What is being asked:
Each line containing the word "gian" needs to be copied.

○ ○ ○ ○

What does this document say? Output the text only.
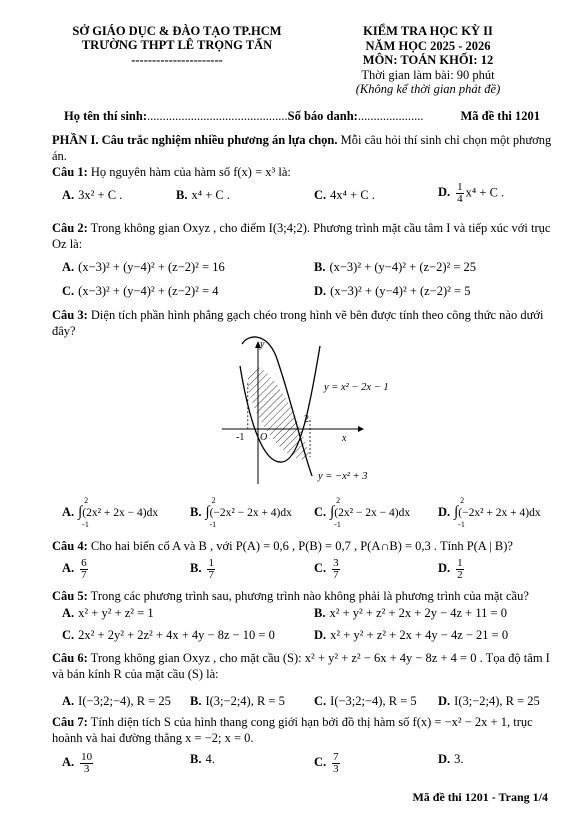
SỞ GIÁO DỤC & ĐÀO TẠO TP.HCM
TRƯỜNG THPT LÊ TRỌNG TẤN
----------------------
KIỂM TRA HỌC KỲ II
NĂM HỌC 2025 - 2026
MÔN: TOÁN KHỐI: 12
Thời gian làm bài: 90 phút
(Không kể thời gian phát đề)
Họ tên thí sinh:.............................................Số báo danh:.....................	Mã đề thi 1201
PHẦN I. Câu trắc nghiệm nhiều phương án lựa chọn. Mỗi câu hỏi thí sinh chỉ chọn một phương án.
Câu 1: Họ nguyên hàm của hàm số f(x) = x³ là:
A. 3x² + C .	B. x⁴ + C .	C. 4x⁴ + C .	D. $\frac{1}{4} x^4 + C$ .
Câu 2: Trong không gian Oxyz , cho điểm I(3;4;2). Phương trình mặt cầu tâm I và tiếp xúc với trục Oz là:
A. (x−3)² + (y−4)² + (z−2)² = 16	B. (x−3)² + (y−4)² + (z−2)² = 25
C. (x−3)² + (y−4)² + (z−2)² = 4	D. (x−3)² + (y−4)² + (z−2)² = 5
Câu 3: Diện tích phần hình phẳng gạch chéo trong hình vẽ bên được tính theo công thức nào dưới đây?
y
x
O
-1
2
y = x² − 2x − 1
y = −x² + 3
A. ∫
2
-1
(2x² + 2x − 4)dx	B. ∫
2
-1
(−2x² − 2x + 4)dx C. ∫
2
-1
(2x² − 2x − 4)dx D. ∫
2
-1
(−2x² + 2x + 4)dx
Câu 4: Cho hai biến cố A và B , với P(A) = 0,6 , P(B) = 0,7 , P(A∩B) = 0,3 . Tính P(A | B)?
A. $\frac{6}{7}$	B. $\frac{1}{7}$	C. $\frac{3}{7}$	D. $\frac{1}{2}$
Câu 5: Trong các phương trình sau, phương trình nào không phải là phương trình của mặt cầu?
A. x² + y² + z² = 1	B. x² + y² + z² + 2x + 2y − 4z + 11 = 0
C. 2x² + 2y² + 2z² + 4x + 4y − 8z − 10 = 0	D. x² + y² + z² + 2x + 4y − 4z − 21 = 0
Câu 6: Trong không gian Oxyz , cho mặt cầu (S): x² + y² + z² − 6x + 4y − 8z + 4 = 0 . Tọa độ tâm I và bán kính R của mặt cầu (S) là:
A. I(−3;2;−4), R = 25 B. I(3;−2;4), R = 5 C. I(−3;2;−4), R = 5 D. I(3;−2;4), R = 25
Câu 7: Tính diện tích S của hình thang cong giới hạn bởi đồ thị hàm số f(x) = −x² − 2x + 1, trục hoành và hai đường thẳng x = −2; x = 0.
A. $\frac{10}{3}$	B. 4.	C. $\frac{7}{3}$	D. 3.
Mã đề thi 1201 - Trang 1/4
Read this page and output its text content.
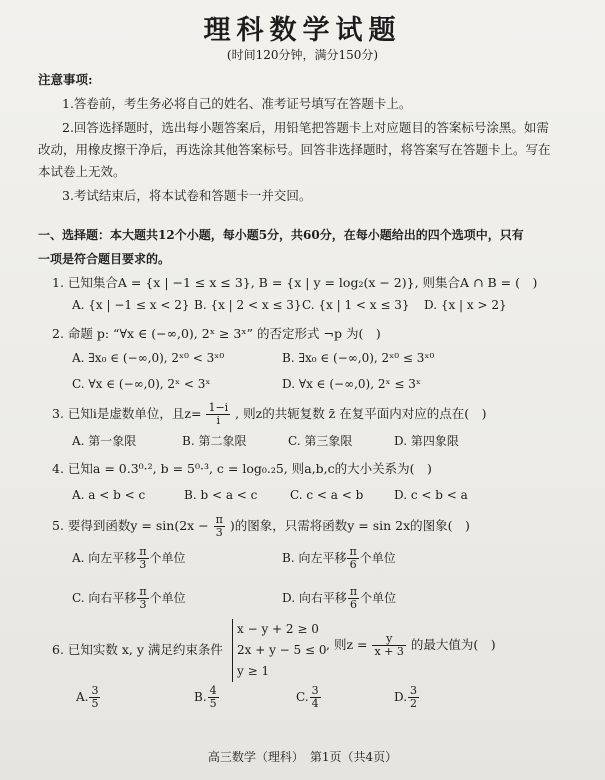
理科数学试题
(时间120分钟，满分150分)
注意事项:
1.答卷前，考生务必将自己的姓名、准考证号填写在答题卡上。
2.回答选择题时，选出每小题答案后，用铅笔把答题卡上对应题目的答案标号涂黑。如需
改动，用橡皮擦干净后，再选涂其他答案标号。回答非选择题时，将答案写在答题卡上。写在
本试卷上无效。
3.考试结束后，将本试卷和答题卡一并交回。
一、选择题：本大题共12个小题，每小题5分，共60分，在每小题给出的四个选项中，只有
一项是符合题目要求的。
1. 已知集合A = {x | −1 ≤ x ≤ 3}, B = {x | y = log₂(x − 2)}, 则集合A ∩ B = (　)
A. {x | −1 ≤ x < 2} B. {x | 2 < x ≤ 3} C. {x | 1 < x ≤ 3} D. {x | x > 2}
2. 命题 p: “∀x ∈ (−∞,0), 2ˣ ≥ 3ˣ” 的否定形式 ¬p 为(　)
A. ∃x₀ ∈ (−∞,0), 2ˣ⁰ < 3ˣ⁰	B. ∃x₀ ∈ (−∞,0), 2ˣ⁰ ≤ 3ˣ⁰
C. ∀x ∈ (−∞,0), 2ˣ < 3ˣ	D. ∀x ∈ (−∞,0), 2ˣ ≤ 3ˣ
3. 已知i是虚数单位，且$z= \frac{1-i}{i}$ , 则z的共轭复数 z̄ 在复平面内对应的点在(　)
A. 第一象限	B. 第二象限	C. 第三象限	D. 第四象限
4. 已知a = 0.3⁰·², b = 5⁰·³, c = log₀.₂5, 则a,b,c的大小关系为(　)
A. a < b < c	B. b < a < c	C. c < a < b	D. c < b < a
5. 要得到函数$y = \sin(2x - \frac{\pi}{3}$ )的图象，只需将函数y = sin 2x的图象(　)
A. 向左平移 $\frac{\pi}{3}$ 个单位	B. 向左平移 $\frac{\pi}{6}$ 个单位
C. 向右平移 $\frac{\pi}{3}$ 个单位	D. 向右平移 $\frac{\pi}{6}$ 个单位
6. 已知实数 x, y 满足约束条件
x − y + 2 ≥ 0
2x + y − 5 ≤ 0
y ≥ 1
, 则$z = \frac{y}{x + 3}$ 的最大值为(　)
A. $\frac{3}{5}$	B. $\frac{4}{5}$	C. $\frac{3}{4}$	D. $\frac{3}{2}$
高三数学（理科）　第1页（共4页）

○ ○ ○ ○

Written response:
Thời gian làm bài: 90 phút
(Không kể thời gian phát đề)
Câu 2: Trong không gian Oxyz , cho điểm I(3;4;2). Phương trình mặt cầu tâm I và tiếp xúc với trục Oz là:
Câu 6: Trong không gian Oxyz , cho mặt cầu (S): x² + y² + z² − 6x + 4y − 8z + 4 = 0 . Tọa độ tâm I và bán kính R của mặt cầu (S) là:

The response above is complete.